[Provided records — start]

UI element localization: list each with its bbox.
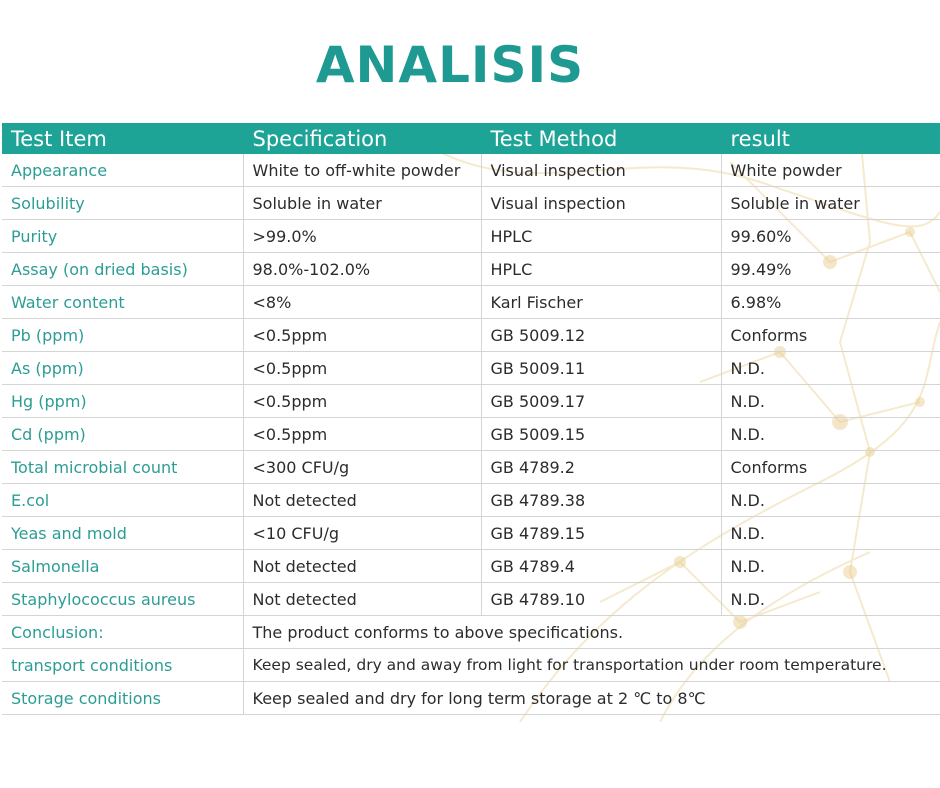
result: 6.98% xyxy=(721,285,940,319)
table-header-row: Test Item Specification Test Method resu… xyxy=(2,123,940,154)
specification: 98.0%-102.0% xyxy=(243,252,482,286)
specification: <0.5ppm xyxy=(243,384,482,418)
test-method: GB 5009.12 xyxy=(481,318,722,352)
conclusion-label: Conclusion: xyxy=(2,615,244,649)
analysis-table: Test Item Specification Test Method resu… xyxy=(2,123,940,715)
conclusion-text: The product conforms to above specificat… xyxy=(243,615,940,649)
test-method: GB 4789.15 xyxy=(481,516,722,550)
test-method: GB 5009.17 xyxy=(481,384,722,418)
table-row: Salmonella Not detected GB 4789.4 N.D. xyxy=(2,549,940,583)
transport-conditions-text: Keep sealed, dry and away from light for… xyxy=(243,648,940,682)
result: N.D. xyxy=(721,516,940,550)
result: N.D. xyxy=(721,351,940,385)
specification: <8% xyxy=(243,285,482,319)
test-method: HPLC xyxy=(481,252,722,286)
specification: Not detected xyxy=(243,483,482,517)
result: 99.60% xyxy=(721,219,940,253)
test-item: As (ppm) xyxy=(2,351,244,385)
test-method: GB 5009.15 xyxy=(481,417,722,451)
table-row: Solubility Soluble in water Visual inspe… xyxy=(2,186,940,220)
test-item: Water content xyxy=(2,285,244,319)
specification: <0.5ppm xyxy=(243,417,482,451)
specification: Not detected xyxy=(243,582,482,616)
header-specification: Specification xyxy=(243,123,482,154)
specification: >99.0% xyxy=(243,219,482,253)
specification: <300 CFU/g xyxy=(243,450,482,484)
table-row: Hg (ppm) <0.5ppm GB 5009.17 N.D. xyxy=(2,384,940,418)
page-title: ANALISIS xyxy=(315,36,585,94)
result: N.D. xyxy=(721,384,940,418)
specification: <10 CFU/g xyxy=(243,516,482,550)
test-item: Yeas and mold xyxy=(2,516,244,550)
test-item: Solubility xyxy=(2,186,244,220)
header-test-item: Test Item xyxy=(2,123,244,154)
header-result: result xyxy=(721,123,940,154)
specification: Not detected xyxy=(243,549,482,583)
test-method: GB 4789.2 xyxy=(481,450,722,484)
result: N.D. xyxy=(721,582,940,616)
table-row: As (ppm) <0.5ppm GB 5009.11 N.D. xyxy=(2,351,940,385)
test-item: Staphylococcus aureus xyxy=(2,582,244,616)
table-row: Staphylococcus aureus Not detected GB 47… xyxy=(2,582,940,616)
table-row: Cd (ppm) <0.5ppm GB 5009.15 N.D. xyxy=(2,417,940,451)
test-item: Appearance xyxy=(2,154,244,187)
result: Conforms xyxy=(721,450,940,484)
table-row: Purity >99.0% HPLC 99.60% xyxy=(2,219,940,253)
transport-conditions-label: transport conditions xyxy=(2,648,244,682)
storage-conditions-text: Keep sealed and dry for long term storag… xyxy=(243,681,940,715)
specification: <0.5ppm xyxy=(243,351,482,385)
test-item: Pb (ppm) xyxy=(2,318,244,352)
header-test-method: Test Method xyxy=(481,123,722,154)
specification: White to off-white powder xyxy=(243,154,482,187)
conclusion-row: Conclusion: The product conforms to abov… xyxy=(2,615,940,649)
test-method: Karl Fischer xyxy=(481,285,722,319)
specification: <0.5ppm xyxy=(243,318,482,352)
test-item: Cd (ppm) xyxy=(2,417,244,451)
table-row: Total microbial count <300 CFU/g GB 4789… xyxy=(2,450,940,484)
test-method: Visual inspection xyxy=(481,186,722,220)
transport-conditions-row: transport conditions Keep sealed, dry an… xyxy=(2,648,940,682)
table-row: E.col Not detected GB 4789.38 N.D. xyxy=(2,483,940,517)
table-row: Water content <8% Karl Fischer 6.98% xyxy=(2,285,940,319)
test-item: Total microbial count xyxy=(2,450,244,484)
test-item: E.col xyxy=(2,483,244,517)
result: N.D. xyxy=(721,483,940,517)
test-item: Salmonella xyxy=(2,549,244,583)
result: Conforms xyxy=(721,318,940,352)
table-row: Yeas and mold <10 CFU/g GB 4789.15 N.D. xyxy=(2,516,940,550)
storage-conditions-label: Storage conditions xyxy=(2,681,244,715)
result: 99.49% xyxy=(721,252,940,286)
test-method: Visual inspection xyxy=(481,154,722,187)
test-method: GB 4789.10 xyxy=(481,582,722,616)
table-row: Appearance White to off-white powder Vis… xyxy=(2,154,940,187)
test-method: HPLC xyxy=(481,219,722,253)
table-row: Pb (ppm) <0.5ppm GB 5009.12 Conforms xyxy=(2,318,940,352)
result: N.D. xyxy=(721,549,940,583)
test-method: GB 4789.38 xyxy=(481,483,722,517)
test-method: GB 5009.11 xyxy=(481,351,722,385)
result: White powder xyxy=(721,154,940,187)
specification: Soluble in water xyxy=(243,186,482,220)
result: N.D. xyxy=(721,417,940,451)
test-item: Hg (ppm) xyxy=(2,384,244,418)
storage-conditions-row: Storage conditions Keep sealed and dry f… xyxy=(2,681,940,715)
test-item: Assay (on dried basis) xyxy=(2,252,244,286)
result: Soluble in water xyxy=(721,186,940,220)
test-item: Purity xyxy=(2,219,244,253)
table-row: Assay (on dried basis) 98.0%-102.0% HPLC… xyxy=(2,252,940,286)
test-method: GB 4789.4 xyxy=(481,549,722,583)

[Provided records — finish]

- **Problem description**: Exactly as written, please copy out the whole set of records, skipping images.

- **Output for this task**:
UI element localization: list each with its bbox.
result: 6.98% xyxy=(721,285,940,319)
table-header-row: Test Item Specification Test Method resu… xyxy=(2,123,940,154)
specification: 98.0%-102.0% xyxy=(243,252,482,286)
specification: <0.5ppm xyxy=(243,384,482,418)
test-method: GB 5009.12 xyxy=(481,318,722,352)
conclusion-label: Conclusion: xyxy=(2,615,244,649)
analysis-table: Test Item Specification Test Method resu… xyxy=(2,123,940,715)
conclusion-text: The product conforms to above specificat… xyxy=(243,615,940,649)
test-method: GB 4789.15 xyxy=(481,516,722,550)
test-method: GB 5009.17 xyxy=(481,384,722,418)
table-row: Salmonella Not detected GB 4789.4 N.D. xyxy=(2,549,940,583)
transport-conditions-text: Keep sealed, dry and away from light for… xyxy=(243,648,940,682)
result: N.D. xyxy=(721,516,940,550)
result: N.D. xyxy=(721,351,940,385)
specification: <8% xyxy=(243,285,482,319)
test-method: HPLC xyxy=(481,252,722,286)
specification: Not detected xyxy=(243,483,482,517)
result: 99.60% xyxy=(721,219,940,253)
test-item: As (ppm) xyxy=(2,351,244,385)
test-method: GB 5009.15 xyxy=(481,417,722,451)
table-row: Solubility Soluble in water Visual inspe… xyxy=(2,186,940,220)
test-item: Water content xyxy=(2,285,244,319)
specification: <0.5ppm xyxy=(243,417,482,451)
specification: Not detected xyxy=(243,582,482,616)
header-specification: Specification xyxy=(243,123,482,154)
specification: >99.0% xyxy=(243,219,482,253)
specification: <300 CFU/g xyxy=(243,450,482,484)
table-row: Hg (ppm) <0.5ppm GB 5009.17 N.D. xyxy=(2,384,940,418)
page-title: ANALISIS xyxy=(315,36,585,94)
result: N.D. xyxy=(721,384,940,418)
specification: <10 CFU/g xyxy=(243,516,482,550)
test-item: Yeas and mold xyxy=(2,516,244,550)
test-item: Solubility xyxy=(2,186,244,220)
header-test-item: Test Item xyxy=(2,123,244,154)
header-result: result xyxy=(721,123,940,154)
specification: Not detected xyxy=(243,549,482,583)
test-method: GB 4789.2 xyxy=(481,450,722,484)
result: N.D. xyxy=(721,582,940,616)
table-row: As (ppm) <0.5ppm GB 5009.11 N.D. xyxy=(2,351,940,385)
test-item: Staphylococcus aureus xyxy=(2,582,244,616)
table-row: Staphylococcus aureus Not detected GB 47… xyxy=(2,582,940,616)
table-row: Cd (ppm) <0.5ppm GB 5009.15 N.D. xyxy=(2,417,940,451)
test-item: Appearance xyxy=(2,154,244,187)
result: Conforms xyxy=(721,450,940,484)
table-row: Purity >99.0% HPLC 99.60% xyxy=(2,219,940,253)
transport-conditions-label: transport conditions xyxy=(2,648,244,682)
storage-conditions-text: Keep sealed and dry for long term storag… xyxy=(243,681,940,715)
specification: <0.5ppm xyxy=(243,351,482,385)
test-item: Pb (ppm) xyxy=(2,318,244,352)
header-test-method: Test Method xyxy=(481,123,722,154)
specification: White to off-white powder xyxy=(243,154,482,187)
conclusion-row: Conclusion: The product conforms to abov… xyxy=(2,615,940,649)
test-method: Karl Fischer xyxy=(481,285,722,319)
specification: <0.5ppm xyxy=(243,318,482,352)
test-item: Cd (ppm) xyxy=(2,417,244,451)
table-row: Total microbial count <300 CFU/g GB 4789… xyxy=(2,450,940,484)
test-method: Visual inspection xyxy=(481,186,722,220)
transport-conditions-row: transport conditions Keep sealed, dry an… xyxy=(2,648,940,682)
table-row: E.col Not detected GB 4789.38 N.D. xyxy=(2,483,940,517)
table-row: Water content <8% Karl Fischer 6.98% xyxy=(2,285,940,319)
test-item: Total microbial count xyxy=(2,450,244,484)
test-item: E.col xyxy=(2,483,244,517)
result: N.D. xyxy=(721,483,940,517)
test-item: Salmonella xyxy=(2,549,244,583)
result: Conforms xyxy=(721,318,940,352)
table-row: Yeas and mold <10 CFU/g GB 4789.15 N.D. xyxy=(2,516,940,550)
storage-conditions-label: Storage conditions xyxy=(2,681,244,715)
result: 99.49% xyxy=(721,252,940,286)
test-method: Visual inspection xyxy=(481,154,722,187)
test-method: GB 4789.10 xyxy=(481,582,722,616)
table-row: Appearance White to off-white powder Vis… xyxy=(2,154,940,187)
test-method: HPLC xyxy=(481,219,722,253)
table-row: Pb (ppm) <0.5ppm GB 5009.12 Conforms xyxy=(2,318,940,352)
result: N.D. xyxy=(721,549,940,583)
test-method: GB 4789.38 xyxy=(481,483,722,517)
test-method: GB 5009.11 xyxy=(481,351,722,385)
result: White powder xyxy=(721,154,940,187)
specification: Soluble in water xyxy=(243,186,482,220)
result: N.D. xyxy=(721,417,940,451)
test-item: Hg (ppm) xyxy=(2,384,244,418)
storage-conditions-row: Storage conditions Keep sealed and dry f… xyxy=(2,681,940,715)
test-item: Assay (on dried basis) xyxy=(2,252,244,286)
result: Soluble in water xyxy=(721,186,940,220)
test-item: Purity xyxy=(2,219,244,253)
table-row: Assay (on dried basis) 98.0%-102.0% HPLC… xyxy=(2,252,940,286)
test-method: GB 4789.4 xyxy=(481,549,722,583)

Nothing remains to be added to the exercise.